» **Your task**
Keep the pictures out of the copy and print all the entries below exactly.

— START Extracted information —

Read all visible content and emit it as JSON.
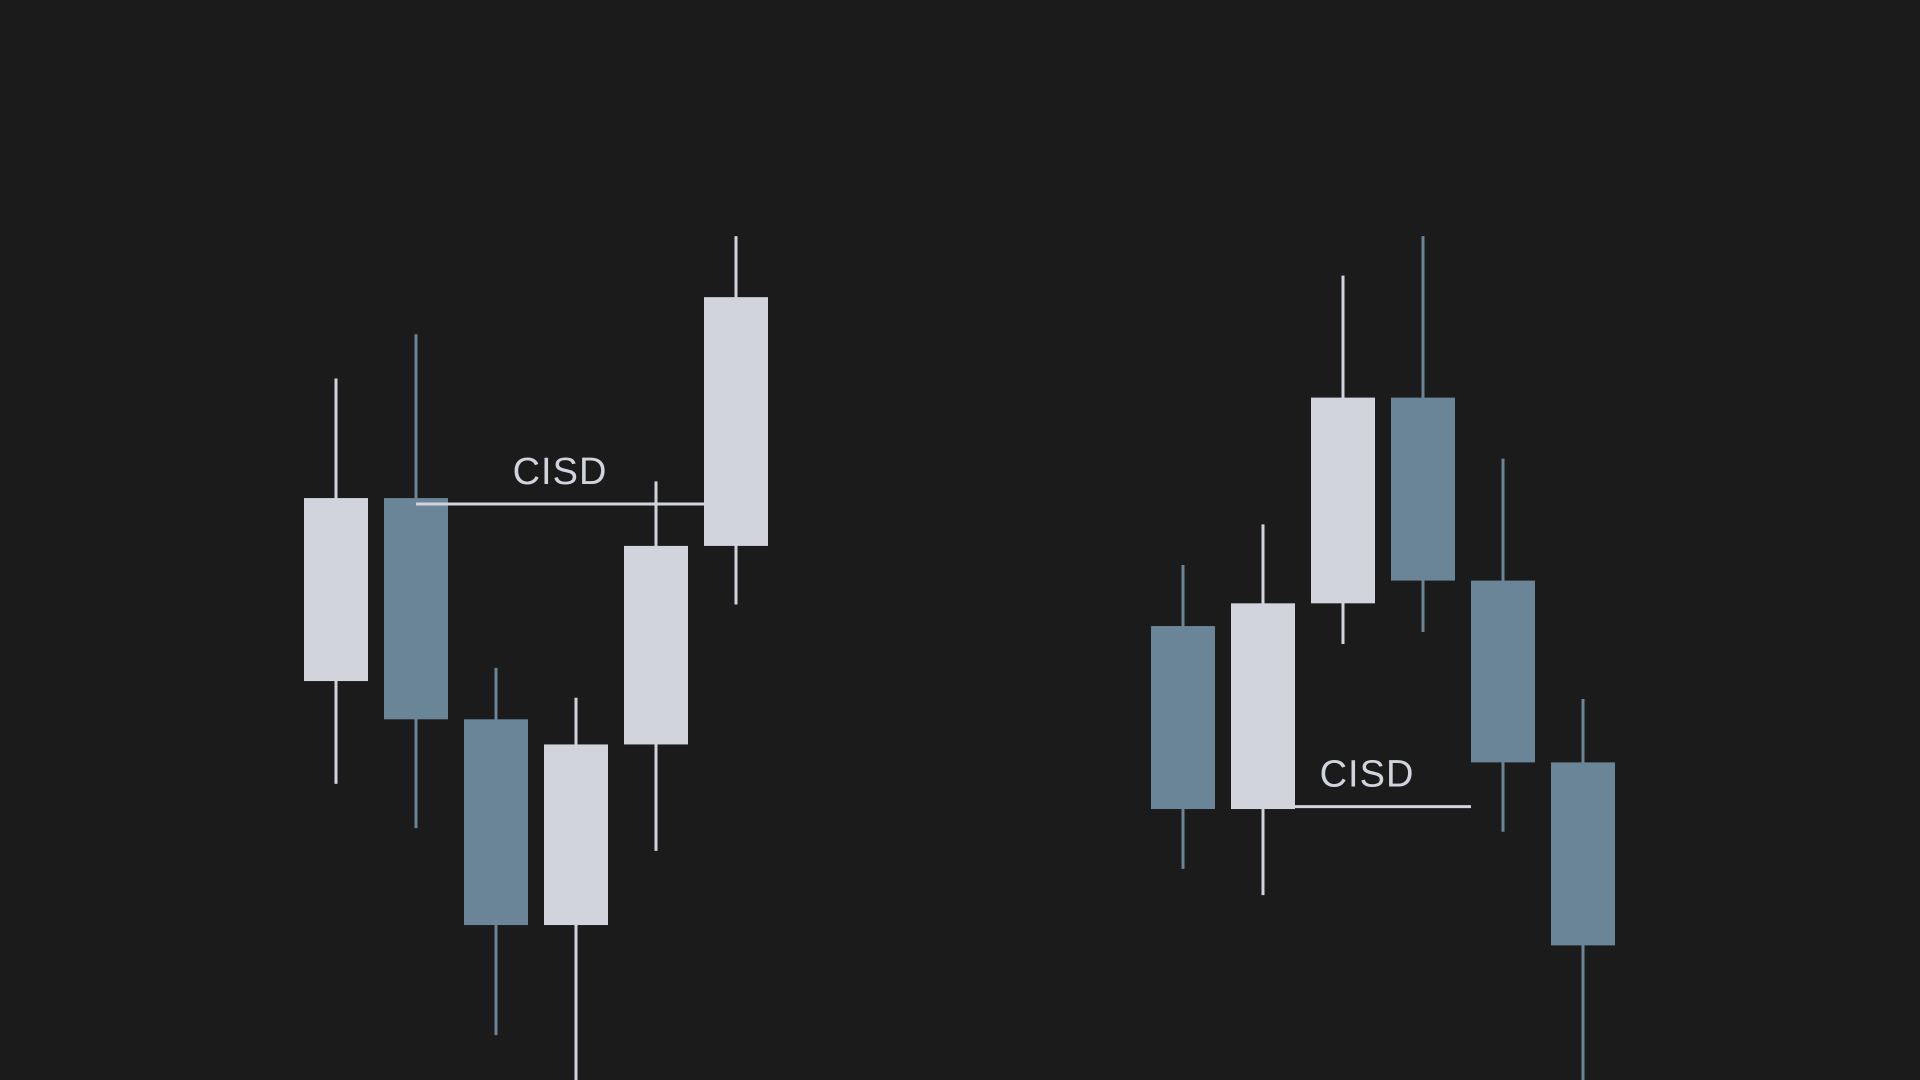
{
  "colors": {
    "background": "#1b1b1c",
    "bullish": "#d1d4dd",
    "bearish": "#6a8597"
  },
  "chart_data": [
    {
      "type": "candlestick",
      "title": "",
      "grid": false,
      "annotation": {
        "text": "CISD",
        "level": 91.3,
        "from_candle": 1,
        "to_candle": 5
      },
      "candles": [
        {
          "direction": "bullish",
          "open": 76.5,
          "high": 101.8,
          "low": 67.9,
          "close": 91.8
        },
        {
          "direction": "bearish",
          "open": 91.8,
          "high": 105.5,
          "low": 64.2,
          "close": 73.3
        },
        {
          "direction": "bearish",
          "open": 73.3,
          "high": 77.6,
          "low": 46.9,
          "close": 56.1
        },
        {
          "direction": "bullish",
          "open": 56.1,
          "high": 75.1,
          "low": 42.9,
          "close": 71.2
        },
        {
          "direction": "bullish",
          "open": 71.2,
          "high": 93.2,
          "low": 62.3,
          "close": 87.8
        },
        {
          "direction": "bullish",
          "open": 87.8,
          "high": 113.7,
          "low": 82.9,
          "close": 108.6
        }
      ]
    },
    {
      "type": "candlestick",
      "title": "",
      "grid": false,
      "annotation": {
        "text": "CISD",
        "level": 66.0,
        "from_candle": 1,
        "to_candle": 4
      },
      "candles": [
        {
          "direction": "bearish",
          "open": 81.1,
          "high": 86.2,
          "low": 60.8,
          "close": 65.8
        },
        {
          "direction": "bullish",
          "open": 65.8,
          "high": 89.6,
          "low": 58.6,
          "close": 83.0
        },
        {
          "direction": "bullish",
          "open": 83.0,
          "high": 110.4,
          "low": 79.6,
          "close": 100.2
        },
        {
          "direction": "bearish",
          "open": 100.2,
          "high": 113.7,
          "low": 80.6,
          "close": 84.9
        },
        {
          "direction": "bearish",
          "open": 84.9,
          "high": 95.1,
          "low": 63.9,
          "close": 69.7
        },
        {
          "direction": "bearish",
          "open": 69.7,
          "high": 75.0,
          "low": 42.9,
          "close": 54.4
        }
      ]
    }
  ]
}
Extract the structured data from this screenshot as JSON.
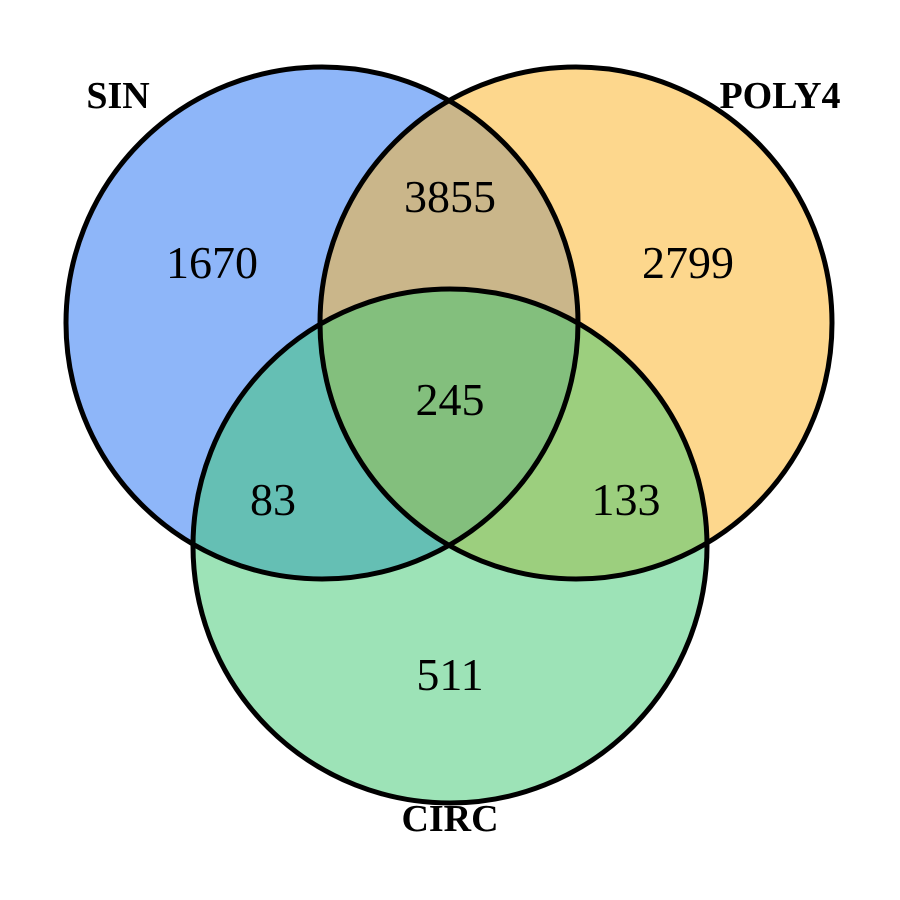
{
  "diagram": {
    "type": "venn-3",
    "sets": [
      {
        "key": "sin",
        "label": "SIN",
        "color": "#3c82f5",
        "fill_opacity": 0.58
      },
      {
        "key": "poly4",
        "label": "POLY4",
        "color": "#fcb72f",
        "fill_opacity": 0.55
      },
      {
        "key": "circ",
        "label": "CIRC",
        "color": "#3bc870",
        "fill_opacity": 0.5
      }
    ],
    "regions": {
      "sin_only": "1670",
      "poly4_only": "2799",
      "circ_only": "511",
      "sin_poly4": "3855",
      "sin_circ": "83",
      "poly4_circ": "133",
      "all_three": "245"
    }
  }
}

— END Extracted information —

» **The response**
Read all visible content and emit it as JSON.
{
  "colors": {
    "background": "#1b1b1c",
    "bullish": "#d1d4dd",
    "bearish": "#6a8597"
  },
  "chart_data": [
    {
      "type": "candlestick",
      "title": "",
      "grid": false,
      "annotation": {
        "text": "CISD",
        "level": 91.3,
        "from_candle": 1,
        "to_candle": 5
      },
      "candles": [
        {
          "direction": "bullish",
          "open": 76.5,
          "high": 101.8,
          "low": 67.9,
          "close": 91.8
        },
        {
          "direction": "bearish",
          "open": 91.8,
          "high": 105.5,
          "low": 64.2,
          "close": 73.3
        },
        {
          "direction": "bearish",
          "open": 73.3,
          "high": 77.6,
          "low": 46.9,
          "close": 56.1
        },
        {
          "direction": "bullish",
          "open": 56.1,
          "high": 75.1,
          "low": 42.9,
          "close": 71.2
        },
        {
          "direction": "bullish",
          "open": 71.2,
          "high": 93.2,
          "low": 62.3,
          "close": 87.8
        },
        {
          "direction": "bullish",
          "open": 87.8,
          "high": 113.7,
          "low": 82.9,
          "close": 108.6
        }
      ]
    },
    {
      "type": "candlestick",
      "title": "",
      "grid": false,
      "annotation": {
        "text": "CISD",
        "level": 66.0,
        "from_candle": 1,
        "to_candle": 4
      },
      "candles": [
        {
          "direction": "bearish",
          "open": 81.1,
          "high": 86.2,
          "low": 60.8,
          "close": 65.8
        },
        {
          "direction": "bullish",
          "open": 65.8,
          "high": 89.6,
          "low": 58.6,
          "close": 83.0
        },
        {
          "direction": "bullish",
          "open": 83.0,
          "high": 110.4,
          "low": 79.6,
          "close": 100.2
        },
        {
          "direction": "bearish",
          "open": 100.2,
          "high": 113.7,
          "low": 80.6,
          "close": 84.9
        },
        {
          "direction": "bearish",
          "open": 84.9,
          "high": 95.1,
          "low": 63.9,
          "close": 69.7
        },
        {
          "direction": "bearish",
          "open": 69.7,
          "high": 75.0,
          "low": 42.9,
          "close": 54.4
        }
      ]
    }
  ]
}
Extract the structured data from this screenshot as JSON.
{
  "diagram": {
    "type": "venn-3",
    "sets": [
      {
        "key": "sin",
        "label": "SIN",
        "color": "#3c82f5",
        "fill_opacity": 0.58
      },
      {
        "key": "poly4",
        "label": "POLY4",
        "color": "#fcb72f",
        "fill_opacity": 0.55
      },
      {
        "key": "circ",
        "label": "CIRC",
        "color": "#3bc870",
        "fill_opacity": 0.5
      }
    ],
    "regions": {
      "sin_only": "1670",
      "poly4_only": "2799",
      "circ_only": "511",
      "sin_poly4": "3855",
      "sin_circ": "83",
      "poly4_circ": "133",
      "all_three": "245"
    }
  }
}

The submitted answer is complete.